§ **Work to complete**: Write the data out again in full, with no departure from the original.
*** Dataset content
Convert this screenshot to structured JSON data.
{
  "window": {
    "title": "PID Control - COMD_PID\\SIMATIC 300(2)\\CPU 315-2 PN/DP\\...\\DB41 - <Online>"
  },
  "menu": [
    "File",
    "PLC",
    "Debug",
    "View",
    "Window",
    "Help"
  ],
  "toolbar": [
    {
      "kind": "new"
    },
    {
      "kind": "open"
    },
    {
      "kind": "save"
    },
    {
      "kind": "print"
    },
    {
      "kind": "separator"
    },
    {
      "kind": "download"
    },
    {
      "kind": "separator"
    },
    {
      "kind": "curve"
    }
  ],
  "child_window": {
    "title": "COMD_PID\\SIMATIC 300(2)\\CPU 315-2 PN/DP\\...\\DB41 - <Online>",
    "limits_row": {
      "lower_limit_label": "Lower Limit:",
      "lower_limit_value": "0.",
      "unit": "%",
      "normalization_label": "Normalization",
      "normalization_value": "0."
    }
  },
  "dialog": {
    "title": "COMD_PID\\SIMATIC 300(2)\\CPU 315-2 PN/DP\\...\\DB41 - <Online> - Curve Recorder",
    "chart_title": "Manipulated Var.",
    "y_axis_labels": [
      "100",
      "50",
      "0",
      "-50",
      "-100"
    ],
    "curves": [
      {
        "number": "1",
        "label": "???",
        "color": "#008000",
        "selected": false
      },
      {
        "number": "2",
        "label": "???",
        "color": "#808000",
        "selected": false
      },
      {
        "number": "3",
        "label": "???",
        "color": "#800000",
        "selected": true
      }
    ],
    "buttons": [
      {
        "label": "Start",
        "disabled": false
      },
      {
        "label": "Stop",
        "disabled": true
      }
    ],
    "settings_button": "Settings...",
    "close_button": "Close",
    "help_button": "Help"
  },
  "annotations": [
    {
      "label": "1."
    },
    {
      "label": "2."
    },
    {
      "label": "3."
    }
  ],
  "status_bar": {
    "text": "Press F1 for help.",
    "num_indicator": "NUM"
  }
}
******
§ **Answer below**:
Convert this screenshot to structured JSON data.
{
  "window": {
    "title": "PID Control - COMD_PID\\SIMATIC 300(2)\\CPU 315-2 PN/DP\\...\\DB41 - <Online>"
  },
  "menu": [
    "File",
    "PLC",
    "Debug",
    "View",
    "Window",
    "Help"
  ],
  "toolbar": [
    {
      "kind": "new"
    },
    {
      "kind": "open"
    },
    {
      "kind": "save"
    },
    {
      "kind": "print"
    },
    {
      "kind": "separator"
    },
    {
      "kind": "download"
    },
    {
      "kind": "separator"
    },
    {
      "kind": "curve"
    }
  ],
  "child_window": {
    "title": "COMD_PID\\SIMATIC 300(2)\\CPU 315-2 PN/DP\\...\\DB41 - <Online>",
    "limits_row": {
      "lower_limit_label": "Lower Limit:",
      "lower_limit_value": "0.",
      "unit": "%",
      "normalization_label": "Normalization",
      "normalization_value": "0."
    }
  },
  "dialog": {
    "title": "COMD_PID\\SIMATIC 300(2)\\CPU 315-2 PN/DP\\...\\DB41 - <Online> - Curve Recorder",
    "chart_title": "Manipulated Var.",
    "y_axis_labels": [
      "100",
      "50",
      "0",
      "-50",
      "-100"
    ],
    "curves": [
      {
        "number": "1",
        "label": "???",
        "color": "#008000",
        "selected": false
      },
      {
        "number": "2",
        "label": "???",
        "color": "#808000",
        "selected": false
      },
      {
        "number": "3",
        "label": "???",
        "color": "#800000",
        "selected": true
      }
    ],
    "buttons": [
      {
        "label": "Start",
        "disabled": false
      },
      {
        "label": "Stop",
        "disabled": true
      }
    ],
    "settings_button": "Settings...",
    "close_button": "Close",
    "help_button": "Help"
  },
  "annotations": [
    {
      "label": "1."
    },
    {
      "label": "2."
    },
    {
      "label": "3."
    }
  ],
  "status_bar": {
    "text": "Press F1 for help.",
    "num_indicator": "NUM"
  }
}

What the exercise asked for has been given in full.